-- Start --

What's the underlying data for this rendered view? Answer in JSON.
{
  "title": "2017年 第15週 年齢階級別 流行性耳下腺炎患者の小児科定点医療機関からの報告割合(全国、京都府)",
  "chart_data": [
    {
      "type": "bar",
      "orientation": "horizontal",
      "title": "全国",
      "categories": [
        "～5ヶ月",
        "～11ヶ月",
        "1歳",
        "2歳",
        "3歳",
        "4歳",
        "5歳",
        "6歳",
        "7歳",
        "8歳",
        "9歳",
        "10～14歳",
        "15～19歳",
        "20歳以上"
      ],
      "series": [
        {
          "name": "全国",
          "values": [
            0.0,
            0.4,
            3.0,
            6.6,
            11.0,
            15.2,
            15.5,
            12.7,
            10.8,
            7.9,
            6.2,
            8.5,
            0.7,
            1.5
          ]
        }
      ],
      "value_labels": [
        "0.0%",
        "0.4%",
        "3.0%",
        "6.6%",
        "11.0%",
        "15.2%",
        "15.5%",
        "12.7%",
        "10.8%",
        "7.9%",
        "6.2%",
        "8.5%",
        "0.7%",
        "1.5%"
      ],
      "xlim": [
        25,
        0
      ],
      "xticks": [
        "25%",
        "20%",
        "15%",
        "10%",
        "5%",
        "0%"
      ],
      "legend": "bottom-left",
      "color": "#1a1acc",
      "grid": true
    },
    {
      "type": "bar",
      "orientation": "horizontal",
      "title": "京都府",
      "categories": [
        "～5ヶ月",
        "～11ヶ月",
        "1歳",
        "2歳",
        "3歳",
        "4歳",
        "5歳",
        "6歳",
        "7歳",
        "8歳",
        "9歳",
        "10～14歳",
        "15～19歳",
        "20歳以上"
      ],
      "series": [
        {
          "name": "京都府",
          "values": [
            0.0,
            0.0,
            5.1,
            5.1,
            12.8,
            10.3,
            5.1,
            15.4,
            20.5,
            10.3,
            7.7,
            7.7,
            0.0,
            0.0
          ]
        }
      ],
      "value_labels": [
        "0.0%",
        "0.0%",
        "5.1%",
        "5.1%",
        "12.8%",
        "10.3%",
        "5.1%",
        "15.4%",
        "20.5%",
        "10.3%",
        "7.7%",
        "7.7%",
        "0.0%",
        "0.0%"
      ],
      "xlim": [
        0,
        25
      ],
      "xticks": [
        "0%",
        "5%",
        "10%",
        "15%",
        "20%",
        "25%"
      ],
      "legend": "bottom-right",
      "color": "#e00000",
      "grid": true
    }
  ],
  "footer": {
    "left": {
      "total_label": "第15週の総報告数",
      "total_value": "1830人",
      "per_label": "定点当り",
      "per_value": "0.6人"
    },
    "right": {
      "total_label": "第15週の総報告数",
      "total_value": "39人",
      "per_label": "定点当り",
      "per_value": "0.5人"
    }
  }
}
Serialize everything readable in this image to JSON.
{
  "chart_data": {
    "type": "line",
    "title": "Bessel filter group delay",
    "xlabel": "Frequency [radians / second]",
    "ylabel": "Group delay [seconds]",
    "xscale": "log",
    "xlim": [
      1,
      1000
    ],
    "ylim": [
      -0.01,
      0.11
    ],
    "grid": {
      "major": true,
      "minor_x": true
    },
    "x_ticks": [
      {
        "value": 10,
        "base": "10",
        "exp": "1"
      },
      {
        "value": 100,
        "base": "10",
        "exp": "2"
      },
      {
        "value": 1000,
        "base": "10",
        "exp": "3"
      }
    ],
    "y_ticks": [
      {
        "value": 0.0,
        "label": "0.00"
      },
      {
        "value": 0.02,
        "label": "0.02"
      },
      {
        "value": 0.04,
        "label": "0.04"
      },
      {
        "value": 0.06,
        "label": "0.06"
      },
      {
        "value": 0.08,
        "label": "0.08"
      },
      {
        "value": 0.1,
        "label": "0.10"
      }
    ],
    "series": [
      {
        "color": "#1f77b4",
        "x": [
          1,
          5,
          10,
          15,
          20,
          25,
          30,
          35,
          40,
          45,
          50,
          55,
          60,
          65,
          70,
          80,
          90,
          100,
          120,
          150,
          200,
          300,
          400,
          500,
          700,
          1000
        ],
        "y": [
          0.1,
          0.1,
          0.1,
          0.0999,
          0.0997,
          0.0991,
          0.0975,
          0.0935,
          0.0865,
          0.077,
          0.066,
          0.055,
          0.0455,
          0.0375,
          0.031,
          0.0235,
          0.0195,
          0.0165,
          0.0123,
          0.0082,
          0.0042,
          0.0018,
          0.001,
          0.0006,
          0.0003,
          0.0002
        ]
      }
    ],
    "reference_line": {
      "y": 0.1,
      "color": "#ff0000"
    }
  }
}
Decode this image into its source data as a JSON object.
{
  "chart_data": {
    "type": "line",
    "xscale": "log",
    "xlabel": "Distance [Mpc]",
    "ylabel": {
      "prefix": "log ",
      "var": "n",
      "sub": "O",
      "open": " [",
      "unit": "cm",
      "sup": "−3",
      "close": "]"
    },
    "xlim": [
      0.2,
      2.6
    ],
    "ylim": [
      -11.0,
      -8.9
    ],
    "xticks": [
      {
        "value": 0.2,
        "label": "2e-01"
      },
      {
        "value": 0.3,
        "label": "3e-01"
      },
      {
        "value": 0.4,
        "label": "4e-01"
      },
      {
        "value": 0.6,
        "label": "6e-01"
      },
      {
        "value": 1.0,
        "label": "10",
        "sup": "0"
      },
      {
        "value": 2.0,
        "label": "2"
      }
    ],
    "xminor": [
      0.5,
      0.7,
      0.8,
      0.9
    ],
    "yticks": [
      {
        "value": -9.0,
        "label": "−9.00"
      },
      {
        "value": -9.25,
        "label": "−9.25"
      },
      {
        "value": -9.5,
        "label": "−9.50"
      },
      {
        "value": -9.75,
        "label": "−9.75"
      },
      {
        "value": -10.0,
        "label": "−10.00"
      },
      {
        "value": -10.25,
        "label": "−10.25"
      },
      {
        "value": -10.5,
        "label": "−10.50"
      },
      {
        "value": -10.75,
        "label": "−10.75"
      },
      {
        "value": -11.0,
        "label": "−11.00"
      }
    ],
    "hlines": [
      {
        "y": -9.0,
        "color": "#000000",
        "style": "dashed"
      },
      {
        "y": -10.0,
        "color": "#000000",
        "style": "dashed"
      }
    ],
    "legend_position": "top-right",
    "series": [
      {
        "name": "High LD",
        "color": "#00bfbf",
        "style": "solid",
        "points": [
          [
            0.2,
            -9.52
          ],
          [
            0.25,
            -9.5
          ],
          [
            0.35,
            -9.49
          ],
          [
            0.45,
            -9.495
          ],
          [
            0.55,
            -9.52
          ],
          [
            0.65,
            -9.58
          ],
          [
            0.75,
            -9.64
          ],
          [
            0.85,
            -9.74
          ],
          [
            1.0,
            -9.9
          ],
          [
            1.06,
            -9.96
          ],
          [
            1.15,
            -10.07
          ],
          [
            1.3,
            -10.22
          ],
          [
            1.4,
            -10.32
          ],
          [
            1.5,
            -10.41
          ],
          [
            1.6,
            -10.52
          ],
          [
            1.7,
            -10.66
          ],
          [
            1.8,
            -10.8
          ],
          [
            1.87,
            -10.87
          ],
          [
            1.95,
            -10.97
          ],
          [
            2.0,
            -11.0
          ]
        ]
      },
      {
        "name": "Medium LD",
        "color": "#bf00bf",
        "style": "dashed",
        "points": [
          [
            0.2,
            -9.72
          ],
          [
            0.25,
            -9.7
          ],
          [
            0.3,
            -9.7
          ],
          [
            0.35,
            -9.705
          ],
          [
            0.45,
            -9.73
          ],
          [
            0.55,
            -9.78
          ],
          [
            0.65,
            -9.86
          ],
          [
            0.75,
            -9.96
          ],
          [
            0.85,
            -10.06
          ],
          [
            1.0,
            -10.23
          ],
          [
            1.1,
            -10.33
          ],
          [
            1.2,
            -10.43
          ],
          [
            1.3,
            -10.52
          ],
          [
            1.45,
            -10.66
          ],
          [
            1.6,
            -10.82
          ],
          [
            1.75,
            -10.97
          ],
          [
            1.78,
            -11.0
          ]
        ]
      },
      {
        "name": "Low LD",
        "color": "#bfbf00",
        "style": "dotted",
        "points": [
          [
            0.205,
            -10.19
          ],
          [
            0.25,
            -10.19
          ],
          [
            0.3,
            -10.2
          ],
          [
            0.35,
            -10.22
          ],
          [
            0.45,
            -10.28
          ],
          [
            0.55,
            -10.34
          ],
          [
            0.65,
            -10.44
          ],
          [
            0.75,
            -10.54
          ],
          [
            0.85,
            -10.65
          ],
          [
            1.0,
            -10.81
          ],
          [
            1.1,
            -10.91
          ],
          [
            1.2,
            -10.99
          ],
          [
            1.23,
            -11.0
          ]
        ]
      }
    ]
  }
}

-- End --

● **Work to do**:
Count the lines above in which the word "JSON" appears, then state only that count.

● **Finished task**:
3